** start of Dataset **

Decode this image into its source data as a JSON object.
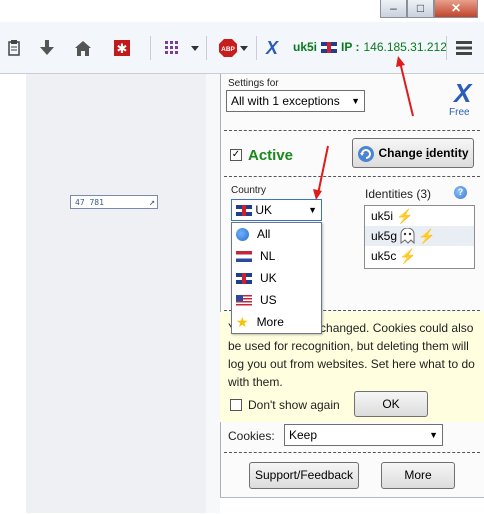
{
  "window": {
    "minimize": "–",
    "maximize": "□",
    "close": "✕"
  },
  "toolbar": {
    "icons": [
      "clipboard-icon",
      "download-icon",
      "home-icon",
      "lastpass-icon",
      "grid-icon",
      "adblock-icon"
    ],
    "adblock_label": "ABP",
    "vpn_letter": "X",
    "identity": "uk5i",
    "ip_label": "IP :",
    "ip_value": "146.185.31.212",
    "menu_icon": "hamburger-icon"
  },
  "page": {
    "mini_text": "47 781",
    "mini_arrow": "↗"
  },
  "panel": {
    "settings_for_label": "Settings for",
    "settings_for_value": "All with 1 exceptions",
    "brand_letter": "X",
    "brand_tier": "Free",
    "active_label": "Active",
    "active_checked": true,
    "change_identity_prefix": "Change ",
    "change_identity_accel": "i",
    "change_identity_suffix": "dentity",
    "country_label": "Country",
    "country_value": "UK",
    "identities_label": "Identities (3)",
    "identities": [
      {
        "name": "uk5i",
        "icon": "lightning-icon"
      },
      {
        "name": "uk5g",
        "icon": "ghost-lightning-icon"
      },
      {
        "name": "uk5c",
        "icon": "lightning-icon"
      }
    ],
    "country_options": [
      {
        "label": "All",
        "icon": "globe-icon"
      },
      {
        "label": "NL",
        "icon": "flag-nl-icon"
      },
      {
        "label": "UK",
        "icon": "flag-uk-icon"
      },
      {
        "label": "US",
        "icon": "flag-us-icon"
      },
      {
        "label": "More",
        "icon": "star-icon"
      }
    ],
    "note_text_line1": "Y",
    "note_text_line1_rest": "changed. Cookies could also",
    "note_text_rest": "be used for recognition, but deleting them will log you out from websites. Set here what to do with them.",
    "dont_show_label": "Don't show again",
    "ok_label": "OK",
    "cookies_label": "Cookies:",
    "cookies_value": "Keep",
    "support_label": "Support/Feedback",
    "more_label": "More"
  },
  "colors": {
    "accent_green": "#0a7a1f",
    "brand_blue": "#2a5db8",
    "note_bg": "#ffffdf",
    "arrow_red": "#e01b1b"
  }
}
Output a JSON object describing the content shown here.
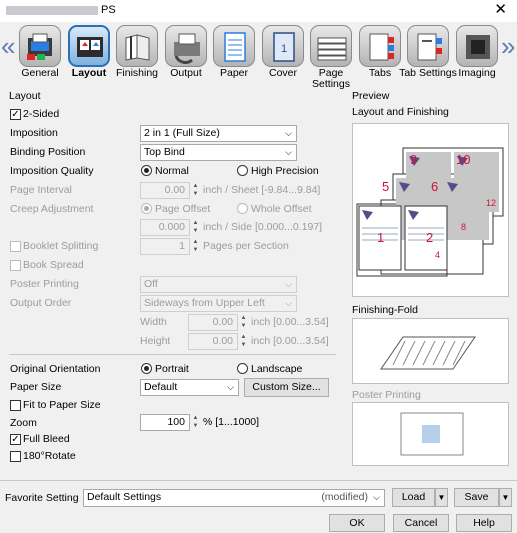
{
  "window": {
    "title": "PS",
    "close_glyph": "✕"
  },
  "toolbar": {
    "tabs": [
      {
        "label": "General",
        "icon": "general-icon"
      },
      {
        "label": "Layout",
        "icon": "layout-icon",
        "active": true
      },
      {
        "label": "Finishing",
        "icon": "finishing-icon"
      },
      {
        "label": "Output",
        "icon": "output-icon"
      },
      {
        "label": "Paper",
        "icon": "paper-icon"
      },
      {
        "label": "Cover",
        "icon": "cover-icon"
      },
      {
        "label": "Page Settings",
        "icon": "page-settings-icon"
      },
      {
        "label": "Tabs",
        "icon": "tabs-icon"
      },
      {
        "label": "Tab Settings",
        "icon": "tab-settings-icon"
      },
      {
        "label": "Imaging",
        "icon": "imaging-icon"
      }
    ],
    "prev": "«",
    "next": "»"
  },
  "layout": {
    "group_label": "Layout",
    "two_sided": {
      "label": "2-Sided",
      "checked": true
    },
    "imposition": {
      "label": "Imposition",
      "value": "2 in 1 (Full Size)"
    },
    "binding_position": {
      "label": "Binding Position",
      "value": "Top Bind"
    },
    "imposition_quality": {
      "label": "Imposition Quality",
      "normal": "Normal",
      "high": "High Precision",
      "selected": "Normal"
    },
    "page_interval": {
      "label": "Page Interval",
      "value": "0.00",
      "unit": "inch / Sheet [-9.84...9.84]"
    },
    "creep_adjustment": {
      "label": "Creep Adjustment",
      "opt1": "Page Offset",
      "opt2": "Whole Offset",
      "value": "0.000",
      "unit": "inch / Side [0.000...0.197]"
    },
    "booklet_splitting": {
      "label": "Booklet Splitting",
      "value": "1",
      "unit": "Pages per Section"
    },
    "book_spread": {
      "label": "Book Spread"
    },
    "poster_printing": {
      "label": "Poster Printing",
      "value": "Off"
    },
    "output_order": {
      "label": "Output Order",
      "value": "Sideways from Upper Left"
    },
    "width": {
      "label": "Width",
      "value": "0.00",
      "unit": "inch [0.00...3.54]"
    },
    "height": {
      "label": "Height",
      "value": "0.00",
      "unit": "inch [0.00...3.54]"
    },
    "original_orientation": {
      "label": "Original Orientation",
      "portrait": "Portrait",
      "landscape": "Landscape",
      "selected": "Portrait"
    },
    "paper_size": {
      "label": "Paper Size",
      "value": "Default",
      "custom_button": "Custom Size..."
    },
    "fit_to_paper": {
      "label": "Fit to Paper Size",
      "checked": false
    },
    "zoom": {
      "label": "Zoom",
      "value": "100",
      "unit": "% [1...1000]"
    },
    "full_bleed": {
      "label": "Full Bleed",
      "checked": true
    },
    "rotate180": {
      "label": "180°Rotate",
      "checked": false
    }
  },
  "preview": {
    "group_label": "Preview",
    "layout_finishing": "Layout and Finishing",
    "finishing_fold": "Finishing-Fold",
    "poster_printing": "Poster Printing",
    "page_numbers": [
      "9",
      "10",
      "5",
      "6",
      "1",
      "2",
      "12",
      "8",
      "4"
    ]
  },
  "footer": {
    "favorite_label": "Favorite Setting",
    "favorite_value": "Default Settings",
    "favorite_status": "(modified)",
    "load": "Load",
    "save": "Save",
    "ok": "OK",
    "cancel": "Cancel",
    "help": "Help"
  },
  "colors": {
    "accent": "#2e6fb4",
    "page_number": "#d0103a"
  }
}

** end of Dataset **
** start of Dataset **

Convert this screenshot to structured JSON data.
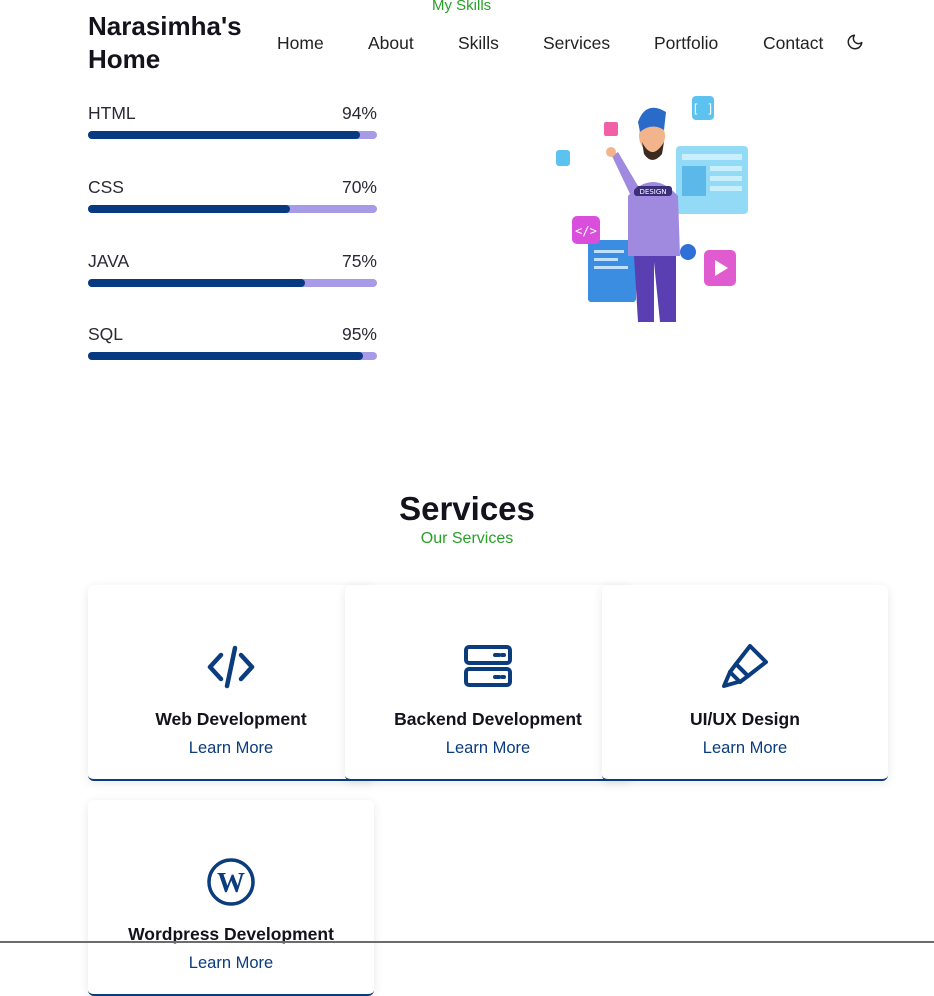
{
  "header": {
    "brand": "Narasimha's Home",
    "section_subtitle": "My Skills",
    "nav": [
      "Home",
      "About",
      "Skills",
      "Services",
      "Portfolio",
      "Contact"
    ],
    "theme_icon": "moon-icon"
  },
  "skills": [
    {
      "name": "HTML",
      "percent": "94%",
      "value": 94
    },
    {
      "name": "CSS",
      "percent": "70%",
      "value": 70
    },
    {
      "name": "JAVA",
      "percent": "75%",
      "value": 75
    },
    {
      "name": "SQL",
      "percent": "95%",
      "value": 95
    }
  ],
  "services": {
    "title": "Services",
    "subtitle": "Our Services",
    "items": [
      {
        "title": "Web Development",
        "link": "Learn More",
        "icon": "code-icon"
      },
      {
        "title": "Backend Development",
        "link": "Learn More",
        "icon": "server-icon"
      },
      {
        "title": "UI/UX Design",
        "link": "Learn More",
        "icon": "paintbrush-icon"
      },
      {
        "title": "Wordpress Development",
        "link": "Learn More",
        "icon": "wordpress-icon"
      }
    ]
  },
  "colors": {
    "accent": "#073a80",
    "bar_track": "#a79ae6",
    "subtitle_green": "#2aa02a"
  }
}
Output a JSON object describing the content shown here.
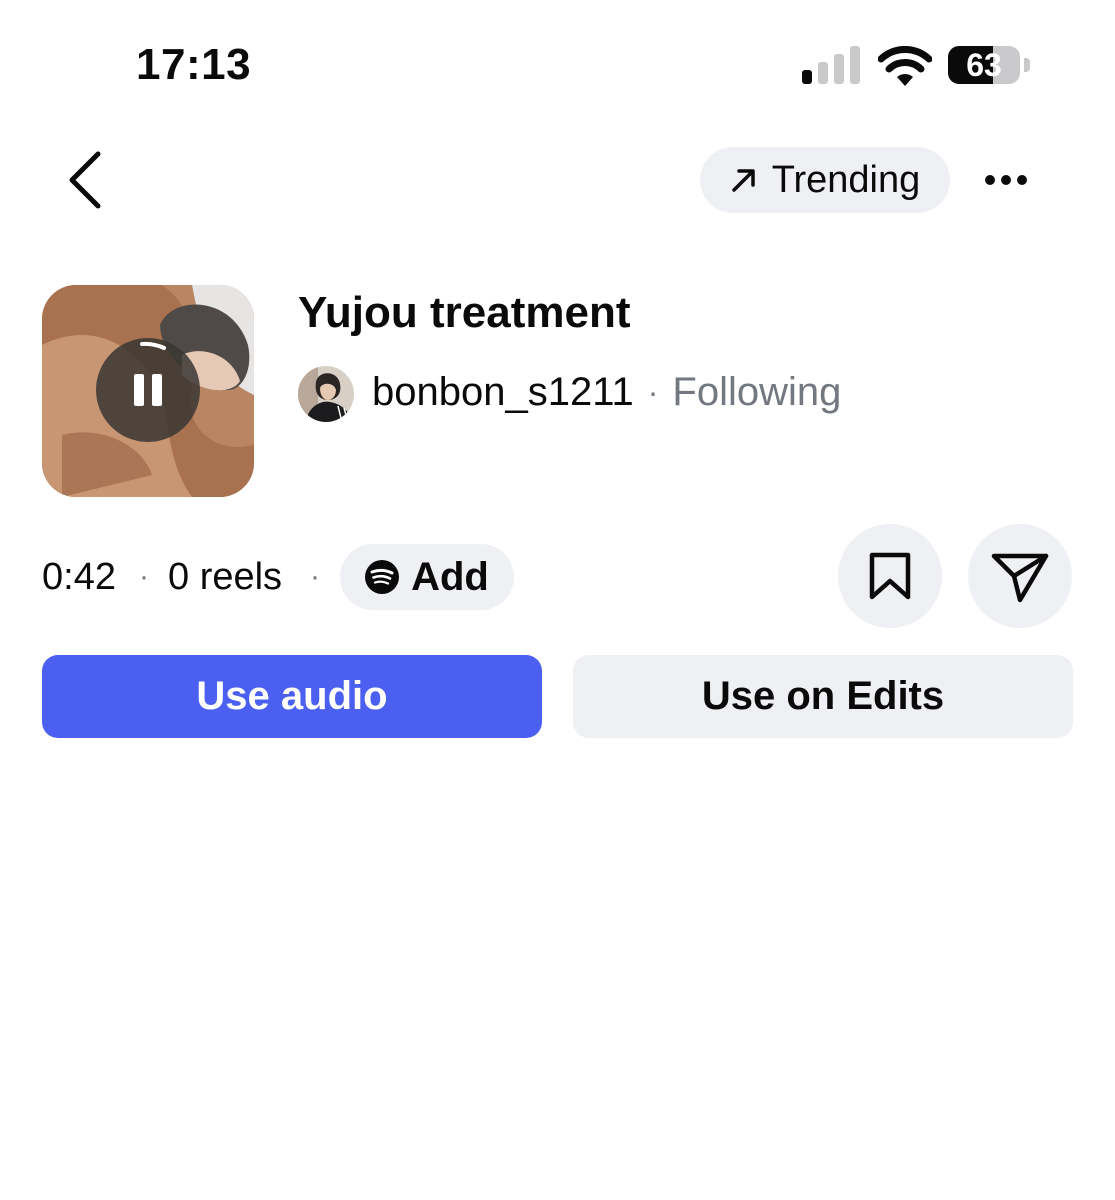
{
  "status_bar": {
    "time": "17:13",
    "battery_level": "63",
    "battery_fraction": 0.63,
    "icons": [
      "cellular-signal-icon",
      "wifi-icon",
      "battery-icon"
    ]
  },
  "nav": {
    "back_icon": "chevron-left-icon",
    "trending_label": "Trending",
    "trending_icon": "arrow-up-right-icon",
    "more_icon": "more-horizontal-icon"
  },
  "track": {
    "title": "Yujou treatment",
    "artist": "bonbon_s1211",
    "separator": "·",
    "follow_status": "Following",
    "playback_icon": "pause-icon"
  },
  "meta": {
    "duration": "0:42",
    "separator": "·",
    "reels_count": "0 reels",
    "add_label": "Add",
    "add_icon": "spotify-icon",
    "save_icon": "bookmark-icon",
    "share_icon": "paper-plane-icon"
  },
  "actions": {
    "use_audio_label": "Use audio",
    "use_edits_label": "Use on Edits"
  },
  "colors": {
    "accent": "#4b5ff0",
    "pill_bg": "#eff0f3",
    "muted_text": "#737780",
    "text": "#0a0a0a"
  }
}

** end of Dataset **

> _Task instructions_: Report how many lines in this data include the string "selected", and nothing else.

> _Complete answer_: 2